**Task directions**
Please copy all the lines that follow, word for word.
>>>>>
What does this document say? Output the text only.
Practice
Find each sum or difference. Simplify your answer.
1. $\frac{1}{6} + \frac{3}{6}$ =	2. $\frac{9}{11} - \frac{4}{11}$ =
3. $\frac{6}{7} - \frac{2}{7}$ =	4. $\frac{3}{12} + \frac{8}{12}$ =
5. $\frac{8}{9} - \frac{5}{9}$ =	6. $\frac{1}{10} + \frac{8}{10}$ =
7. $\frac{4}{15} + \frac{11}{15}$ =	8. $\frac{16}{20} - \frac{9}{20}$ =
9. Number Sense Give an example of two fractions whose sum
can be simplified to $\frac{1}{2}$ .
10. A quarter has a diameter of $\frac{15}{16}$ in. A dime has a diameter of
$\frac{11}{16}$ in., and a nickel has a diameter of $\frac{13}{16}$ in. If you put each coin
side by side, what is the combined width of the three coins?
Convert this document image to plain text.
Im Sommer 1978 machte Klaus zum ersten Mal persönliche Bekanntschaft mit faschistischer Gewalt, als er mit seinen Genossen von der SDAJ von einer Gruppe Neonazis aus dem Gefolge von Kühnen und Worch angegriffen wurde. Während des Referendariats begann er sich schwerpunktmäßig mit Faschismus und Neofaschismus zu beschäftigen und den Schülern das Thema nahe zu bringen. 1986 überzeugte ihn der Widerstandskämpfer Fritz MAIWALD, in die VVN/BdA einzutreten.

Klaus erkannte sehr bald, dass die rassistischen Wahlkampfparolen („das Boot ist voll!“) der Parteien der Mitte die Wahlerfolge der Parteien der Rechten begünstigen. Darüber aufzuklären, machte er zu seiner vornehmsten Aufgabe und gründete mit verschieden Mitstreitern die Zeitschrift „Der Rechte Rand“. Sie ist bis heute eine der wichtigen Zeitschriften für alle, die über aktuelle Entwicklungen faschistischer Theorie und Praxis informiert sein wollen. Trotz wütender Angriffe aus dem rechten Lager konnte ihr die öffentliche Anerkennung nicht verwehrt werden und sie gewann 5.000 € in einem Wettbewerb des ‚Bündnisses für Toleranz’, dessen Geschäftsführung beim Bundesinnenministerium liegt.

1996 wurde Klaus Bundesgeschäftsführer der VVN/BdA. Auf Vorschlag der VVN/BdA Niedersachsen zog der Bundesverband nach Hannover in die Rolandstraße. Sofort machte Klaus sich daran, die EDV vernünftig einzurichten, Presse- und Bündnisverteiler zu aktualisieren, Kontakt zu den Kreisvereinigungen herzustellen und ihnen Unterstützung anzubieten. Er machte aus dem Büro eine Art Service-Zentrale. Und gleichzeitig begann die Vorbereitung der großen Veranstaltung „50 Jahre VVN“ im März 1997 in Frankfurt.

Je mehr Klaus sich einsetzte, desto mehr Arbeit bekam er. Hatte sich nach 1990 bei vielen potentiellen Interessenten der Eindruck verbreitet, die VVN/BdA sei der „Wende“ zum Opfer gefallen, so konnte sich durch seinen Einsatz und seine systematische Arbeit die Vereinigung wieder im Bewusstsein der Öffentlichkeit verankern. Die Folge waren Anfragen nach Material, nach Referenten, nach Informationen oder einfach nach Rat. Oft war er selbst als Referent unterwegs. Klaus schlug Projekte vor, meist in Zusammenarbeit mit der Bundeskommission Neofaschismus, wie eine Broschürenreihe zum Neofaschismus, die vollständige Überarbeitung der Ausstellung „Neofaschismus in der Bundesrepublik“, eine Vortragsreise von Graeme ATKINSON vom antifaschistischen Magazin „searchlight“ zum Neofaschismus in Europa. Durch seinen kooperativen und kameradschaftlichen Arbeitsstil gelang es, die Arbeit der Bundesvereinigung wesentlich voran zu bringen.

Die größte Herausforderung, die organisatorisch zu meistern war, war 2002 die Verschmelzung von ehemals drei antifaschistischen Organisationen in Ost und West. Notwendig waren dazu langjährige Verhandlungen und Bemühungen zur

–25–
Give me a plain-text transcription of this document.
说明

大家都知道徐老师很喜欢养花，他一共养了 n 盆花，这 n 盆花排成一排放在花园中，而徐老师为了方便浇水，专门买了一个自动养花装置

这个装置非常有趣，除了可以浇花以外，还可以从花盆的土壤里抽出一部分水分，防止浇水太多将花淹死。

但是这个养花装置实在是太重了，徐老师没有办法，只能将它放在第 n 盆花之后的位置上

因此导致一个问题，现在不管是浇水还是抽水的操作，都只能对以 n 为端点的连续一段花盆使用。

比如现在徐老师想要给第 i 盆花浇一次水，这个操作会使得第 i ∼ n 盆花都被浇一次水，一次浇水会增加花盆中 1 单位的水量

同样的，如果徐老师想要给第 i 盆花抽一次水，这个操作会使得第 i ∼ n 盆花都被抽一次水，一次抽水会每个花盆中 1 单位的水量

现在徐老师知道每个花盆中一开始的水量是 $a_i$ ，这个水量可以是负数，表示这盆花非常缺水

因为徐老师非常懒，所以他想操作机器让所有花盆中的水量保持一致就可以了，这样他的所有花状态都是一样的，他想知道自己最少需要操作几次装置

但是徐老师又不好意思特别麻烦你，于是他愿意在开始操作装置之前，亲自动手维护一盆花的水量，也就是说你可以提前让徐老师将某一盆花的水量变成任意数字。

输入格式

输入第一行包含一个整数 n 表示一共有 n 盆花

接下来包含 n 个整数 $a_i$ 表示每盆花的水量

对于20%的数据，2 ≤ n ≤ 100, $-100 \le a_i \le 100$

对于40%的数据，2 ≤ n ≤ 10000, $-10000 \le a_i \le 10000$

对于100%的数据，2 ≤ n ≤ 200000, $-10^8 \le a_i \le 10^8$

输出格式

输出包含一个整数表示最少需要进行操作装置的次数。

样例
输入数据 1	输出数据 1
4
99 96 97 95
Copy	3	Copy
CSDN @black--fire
<<<<<
**Expected output**
What does this document say? Output the text only.
Practice
Find each sum or difference. Simplify your answer.
1. $\frac{1}{6} + \frac{3}{6}$ =	2. $\frac{9}{11} - \frac{4}{11}$ =
3. $\frac{6}{7} - \frac{2}{7}$ =	4. $\frac{3}{12} + \frac{8}{12}$ =
5. $\frac{8}{9} - \frac{5}{9}$ =	6. $\frac{1}{10} + \frac{8}{10}$ =
7. $\frac{4}{15} + \frac{11}{15}$ =	8. $\frac{16}{20} - \frac{9}{20}$ =
9. Number Sense Give an example of two fractions whose sum
can be simplified to $\frac{1}{2}$ .
10. A quarter has a diameter of $\frac{15}{16}$ in. A dime has a diameter of
$\frac{11}{16}$ in., and a nickel has a diameter of $\frac{13}{16}$ in. If you put each coin
side by side, what is the combined width of the three coins?
Convert this document image to plain text.
Im Sommer 1978 machte Klaus zum ersten Mal persönliche Bekanntschaft mit faschistischer Gewalt, als er mit seinen Genossen von der SDAJ von einer Gruppe Neonazis aus dem Gefolge von Kühnen und Worch angegriffen wurde. Während des Referendariats begann er sich schwerpunktmäßig mit Faschismus und Neofaschismus zu beschäftigen und den Schülern das Thema nahe zu bringen. 1986 überzeugte ihn der Widerstandskämpfer Fritz MAIWALD, in die VVN/BdA einzutreten.

Klaus erkannte sehr bald, dass die rassistischen Wahlkampfparolen („das Boot ist voll!“) der Parteien der Mitte die Wahlerfolge der Parteien der Rechten begünstigen. Darüber aufzuklären, machte er zu seiner vornehmsten Aufgabe und gründete mit verschieden Mitstreitern die Zeitschrift „Der Rechte Rand“. Sie ist bis heute eine der wichtigen Zeitschriften für alle, die über aktuelle Entwicklungen faschistischer Theorie und Praxis informiert sein wollen. Trotz wütender Angriffe aus dem rechten Lager konnte ihr die öffentliche Anerkennung nicht verwehrt werden und sie gewann 5.000 € in einem Wettbewerb des ‚Bündnisses für Toleranz’, dessen Geschäftsführung beim Bundesinnenministerium liegt.

1996 wurde Klaus Bundesgeschäftsführer der VVN/BdA. Auf Vorschlag der VVN/BdA Niedersachsen zog der Bundesverband nach Hannover in die Rolandstraße. Sofort machte Klaus sich daran, die EDV vernünftig einzurichten, Presse- und Bündnisverteiler zu aktualisieren, Kontakt zu den Kreisvereinigungen herzustellen und ihnen Unterstützung anzubieten. Er machte aus dem Büro eine Art Service-Zentrale. Und gleichzeitig begann die Vorbereitung der großen Veranstaltung „50 Jahre VVN“ im März 1997 in Frankfurt.

Je mehr Klaus sich einsetzte, desto mehr Arbeit bekam er. Hatte sich nach 1990 bei vielen potentiellen Interessenten der Eindruck verbreitet, die VVN/BdA sei der „Wende“ zum Opfer gefallen, so konnte sich durch seinen Einsatz und seine systematische Arbeit die Vereinigung wieder im Bewusstsein der Öffentlichkeit verankern. Die Folge waren Anfragen nach Material, nach Referenten, nach Informationen oder einfach nach Rat. Oft war er selbst als Referent unterwegs. Klaus schlug Projekte vor, meist in Zusammenarbeit mit der Bundeskommission Neofaschismus, wie eine Broschürenreihe zum Neofaschismus, die vollständige Überarbeitung der Ausstellung „Neofaschismus in der Bundesrepublik“, eine Vortragsreise von Graeme ATKINSON vom antifaschistischen Magazin „searchlight“ zum Neofaschismus in Europa. Durch seinen kooperativen und kameradschaftlichen Arbeitsstil gelang es, die Arbeit der Bundesvereinigung wesentlich voran zu bringen.

Die größte Herausforderung, die organisatorisch zu meistern war, war 2002 die Verschmelzung von ehemals drei antifaschistischen Organisationen in Ost und West. Notwendig waren dazu langjährige Verhandlungen und Bemühungen zur

–25–
Give me a plain-text transcription of this document.
说明

大家都知道徐老师很喜欢养花，他一共养了 n 盆花，这 n 盆花排成一排放在花园中，而徐老师为了方便浇水，专门买了一个自动养花装置

这个装置非常有趣，除了可以浇花以外，还可以从花盆的土壤里抽出一部分水分，防止浇水太多将花淹死。

但是这个养花装置实在是太重了，徐老师没有办法，只能将它放在第 n 盆花之后的位置上

因此导致一个问题，现在不管是浇水还是抽水的操作，都只能对以 n 为端点的连续一段花盆使用。

比如现在徐老师想要给第 i 盆花浇一次水，这个操作会使得第 i ∼ n 盆花都被浇一次水，一次浇水会增加花盆中 1 单位的水量

同样的，如果徐老师想要给第 i 盆花抽一次水，这个操作会使得第 i ∼ n 盆花都被抽一次水，一次抽水会每个花盆中 1 单位的水量

现在徐老师知道每个花盆中一开始的水量是 $a_i$ ，这个水量可以是负数，表示这盆花非常缺水

因为徐老师非常懒，所以他想操作机器让所有花盆中的水量保持一致就可以了，这样他的所有花状态都是一样的，他想知道自己最少需要操作几次装置

但是徐老师又不好意思特别麻烦你，于是他愿意在开始操作装置之前，亲自动手维护一盆花的水量，也就是说你可以提前让徐老师将某一盆花的水量变成任意数字。

输入格式

输入第一行包含一个整数 n 表示一共有 n 盆花

接下来包含 n 个整数 $a_i$ 表示每盆花的水量

对于20%的数据，2 ≤ n ≤ 100, $-100 \le a_i \le 100$

对于40%的数据，2 ≤ n ≤ 10000, $-10000 \le a_i \le 10000$

对于100%的数据，2 ≤ n ≤ 200000, $-10^8 \le a_i \le 10^8$

输出格式

输出包含一个整数表示最少需要进行操作装置的次数。

样例
输入数据 1	输出数据 1
4
99 96 97 95
Copy	3	Copy
CSDN @black--fire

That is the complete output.